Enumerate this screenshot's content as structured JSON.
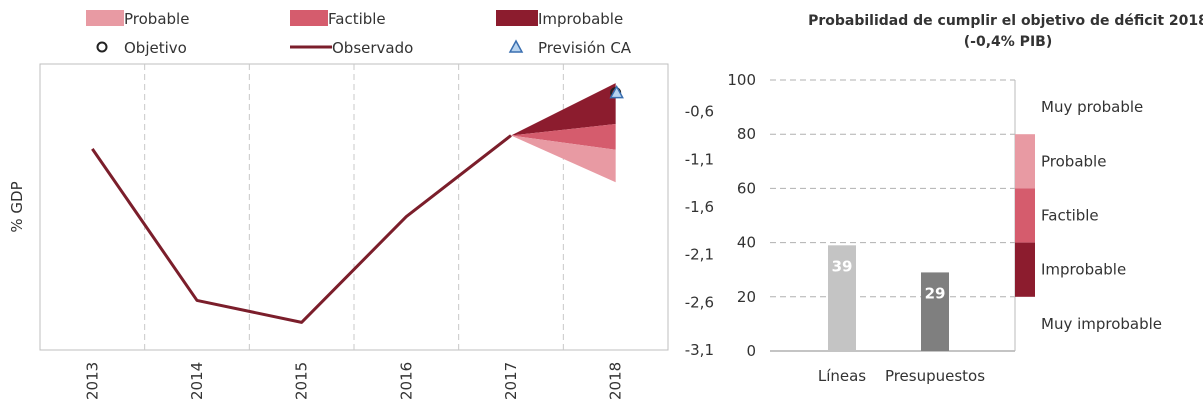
{
  "chart_data": [
    {
      "type": "line",
      "ylabel": "% GDP",
      "x": [
        "2013",
        "2014",
        "2015",
        "2016",
        "2017",
        "2018"
      ],
      "yticks": [
        "-0,6",
        "-1,1",
        "-1,6",
        "-2,1",
        "-2,6",
        "-3,1"
      ],
      "ylim": [
        -3.1,
        -0.1
      ],
      "grid": "vertical dashed",
      "legend": {
        "placement": "top",
        "entries": [
          {
            "label": "Probable",
            "kind": "fill",
            "color": "#e89aa3"
          },
          {
            "label": "Factible",
            "kind": "fill",
            "color": "#d55c6d"
          },
          {
            "label": "Improbable",
            "kind": "fill",
            "color": "#8c1c2e"
          },
          {
            "label": "Objetivo",
            "kind": "circle",
            "color": "#222222"
          },
          {
            "label": "Observado",
            "kind": "line",
            "color": "#7b1e2b"
          },
          {
            "label": "Previsión CA",
            "kind": "triangle",
            "color": "#3a6fb0"
          }
        ]
      },
      "series": [
        {
          "name": "Observado",
          "x": [
            "2013",
            "2014",
            "2015",
            "2016",
            "2017"
          ],
          "values": [
            -0.99,
            -2.58,
            -2.81,
            -1.7,
            -0.85
          ],
          "color": "#7b1e2b"
        }
      ],
      "bands": [
        {
          "name": "Probable",
          "from_x": "2017",
          "from_y": -0.85,
          "to_x": "2018",
          "upper": -1.0,
          "lower": -1.34,
          "color": "#e89aa3"
        },
        {
          "name": "Factible",
          "from_x": "2017",
          "from_y": -0.85,
          "to_x": "2018",
          "upper": -0.73,
          "lower": -1.0,
          "color": "#d55c6d"
        },
        {
          "name": "Improbable",
          "from_x": "2017",
          "from_y": -0.85,
          "to_x": "2018",
          "upper": -0.3,
          "lower": -0.73,
          "color": "#8c1c2e"
        }
      ],
      "points": [
        {
          "name": "Objetivo",
          "x": "2018",
          "y": -0.4
        },
        {
          "name": "Previsión CA",
          "x": "2018",
          "y": -0.4
        }
      ]
    },
    {
      "type": "bar",
      "title": "Probabilidad de cumplir el objetivo de déficit 2018",
      "subtitle": "(-0,4% PIB)",
      "categories": [
        "Líneas",
        "Presupuestos"
      ],
      "values": [
        39,
        29
      ],
      "colors": [
        "#c4c4c4",
        "#7f7f7f"
      ],
      "ylim": [
        0,
        100
      ],
      "yticks": [
        "100",
        "80",
        "60",
        "40",
        "20",
        "0"
      ],
      "grid": "horizontal dashed",
      "scale": [
        {
          "label": "Muy probable",
          "from": 80,
          "to": 100,
          "color": ""
        },
        {
          "label": "Probable",
          "from": 60,
          "to": 80,
          "color": "#e89aa3"
        },
        {
          "label": "Factible",
          "from": 40,
          "to": 60,
          "color": "#d55c6d"
        },
        {
          "label": "Improbable",
          "from": 20,
          "to": 40,
          "color": "#8c1c2e"
        },
        {
          "label": "Muy improbable",
          "from": 0,
          "to": 20,
          "color": ""
        }
      ]
    }
  ]
}
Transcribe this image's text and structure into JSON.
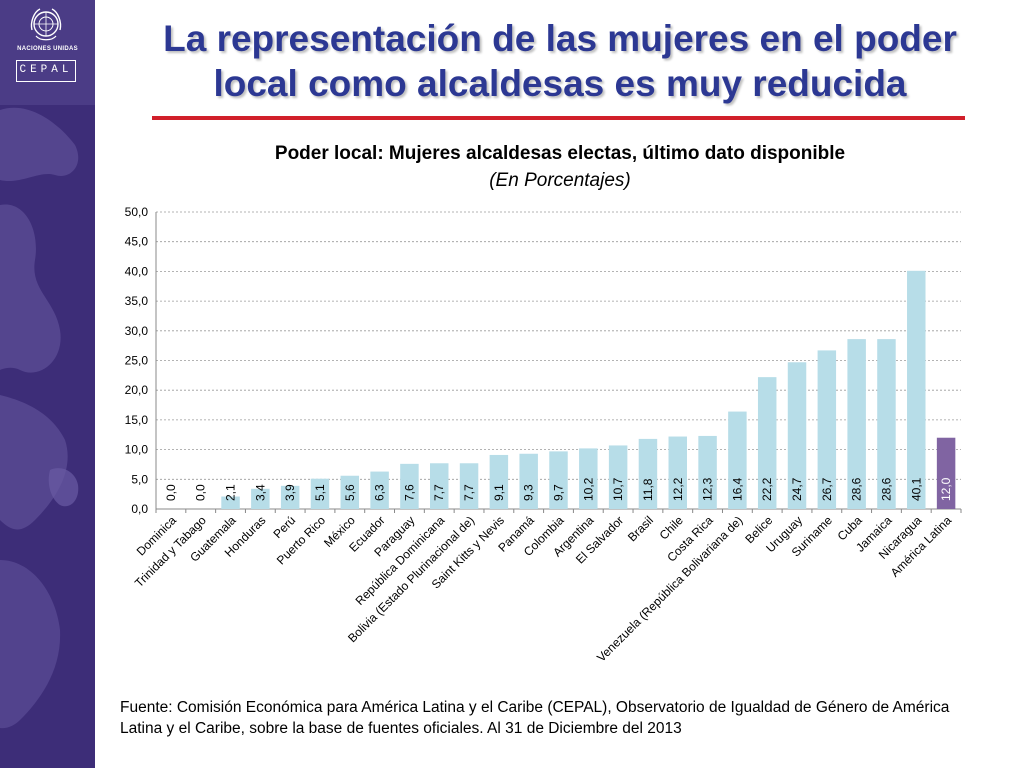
{
  "slide": {
    "title_line1": "La representación de las mujeres en el poder",
    "title_line2": "local como alcaldesas es muy reducida",
    "source_note": "Fuente: Comisión Económica para América Latina y el Caribe (CEPAL), Observatorio de Igualdad de Género de América Latina y el Caribe, sobre la base de fuentes oficiales. Al 31 de Diciembre del 2013"
  },
  "logos": {
    "un_name": "NACIONES UNIDAS",
    "cepal_name": "CEPAL"
  },
  "colors": {
    "sidebar": "#3d2d78",
    "title": "#2c3893",
    "rule": "#d11f2a",
    "bar": "#b7dde8",
    "highlight_bar": "#8064a2"
  },
  "chart_data": {
    "type": "bar",
    "title": "Poder local: Mujeres alcaldesas electas, último dato disponible",
    "subtitle": "(En Porcentajes)",
    "categories": [
      "Dominica",
      "Trinidad y Tabago",
      "Guatemala",
      "Honduras",
      "Perú",
      "Puerto Rico",
      "México",
      "Ecuador",
      "Paraguay",
      "República Dominicana",
      "Bolivia (Estado Plurinacional de)",
      "Saint Kitts y Nevis",
      "Panamá",
      "Colombia",
      "Argentina",
      "El Salvador",
      "Brasil",
      "Chile",
      "Costa Rica",
      "Venezuela (República Bolivariana de)",
      "Belice",
      "Uruguay",
      "Suriname",
      "Cuba",
      "Jamaica",
      "Nicaragua",
      "América Latina"
    ],
    "values": [
      0.0,
      0.0,
      2.1,
      3.4,
      3.9,
      5.1,
      5.6,
      6.3,
      7.6,
      7.7,
      7.7,
      9.1,
      9.3,
      9.7,
      10.2,
      10.7,
      11.8,
      12.2,
      12.3,
      16.4,
      22.2,
      24.7,
      26.7,
      28.6,
      28.6,
      40.1,
      12.0
    ],
    "value_labels": [
      "0,0",
      "0,0",
      "2,1",
      "3,4",
      "3,9",
      "5,1",
      "5,6",
      "6,3",
      "7,6",
      "7,7",
      "7,7",
      "9,1",
      "9,3",
      "9,7",
      "10,2",
      "10,7",
      "11,8",
      "12,2",
      "12,3",
      "16,4",
      "22,2",
      "24,7",
      "26,7",
      "28,6",
      "28,6",
      "40,1",
      "12,0"
    ],
    "highlight_category": "América Latina",
    "ylim": [
      0,
      50
    ],
    "yticks": [
      "0,0",
      "5,0",
      "10,0",
      "15,0",
      "20,0",
      "25,0",
      "30,0",
      "35,0",
      "40,0",
      "45,0",
      "50,0"
    ],
    "grid": true,
    "legend": "none"
  }
}
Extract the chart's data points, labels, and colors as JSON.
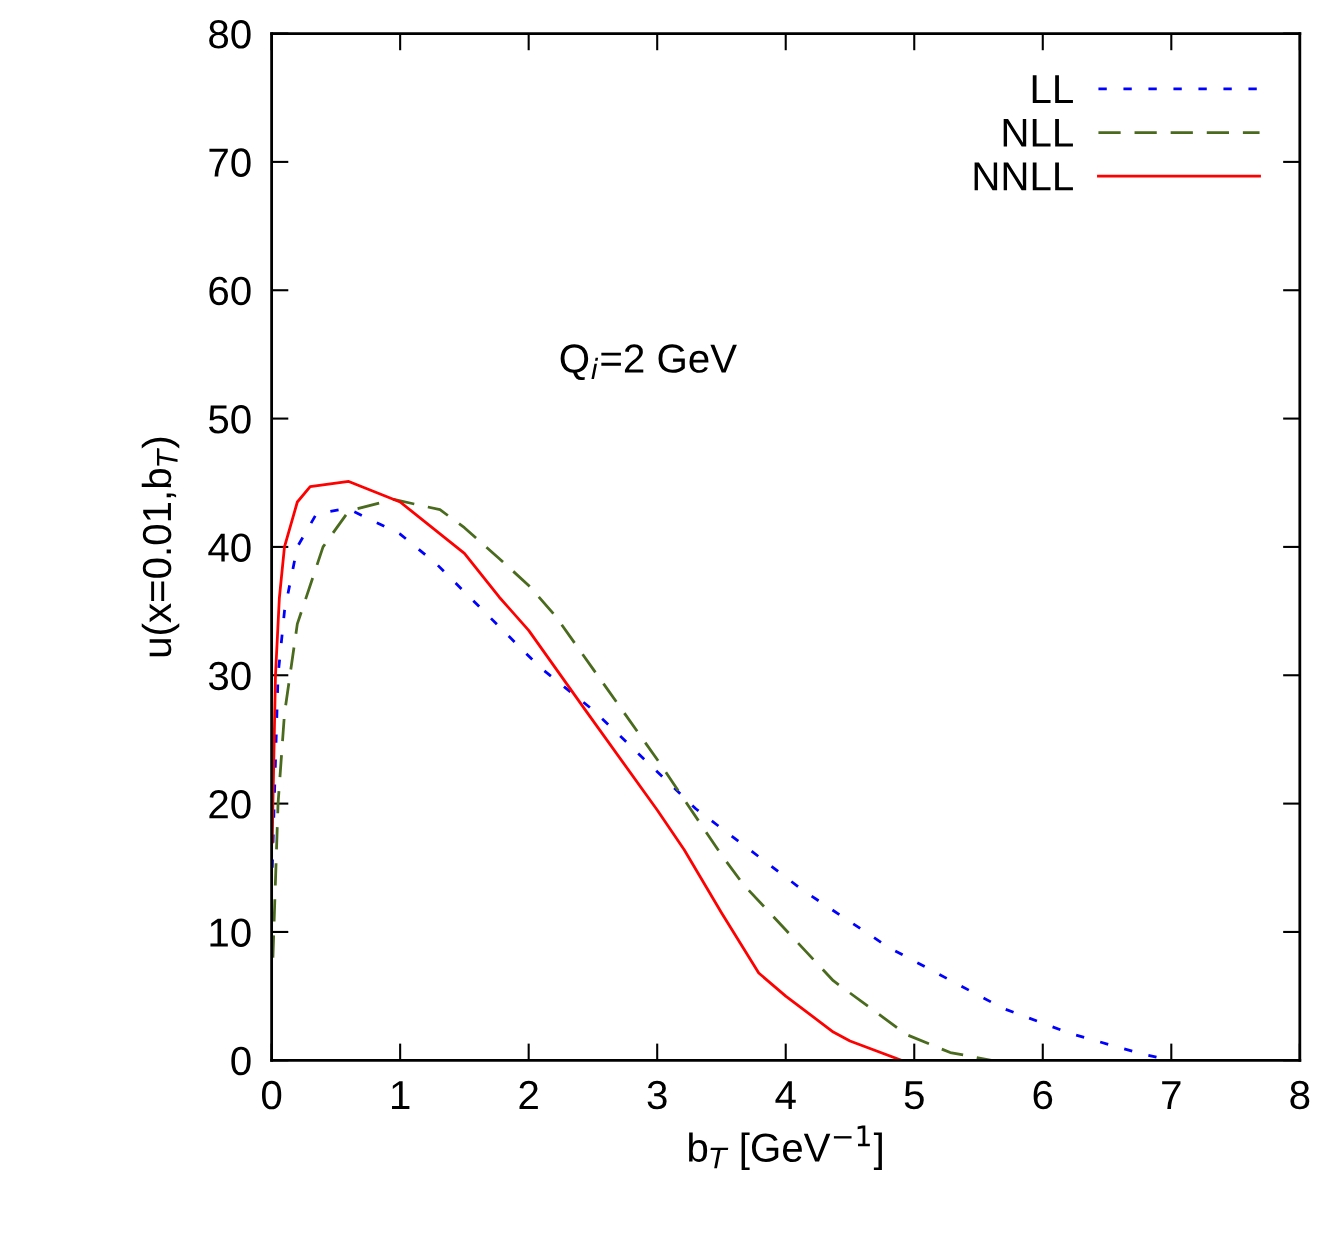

_AIM_
Identify the lines in the entries above that contain "alcaldesas", then copy them out.

_ANSWER TO THE TASK_
    "title_line2": "local como alcaldesas es muy reducida",
    "title": "Poder local: Mujeres alcaldesas electas, último dato disponible",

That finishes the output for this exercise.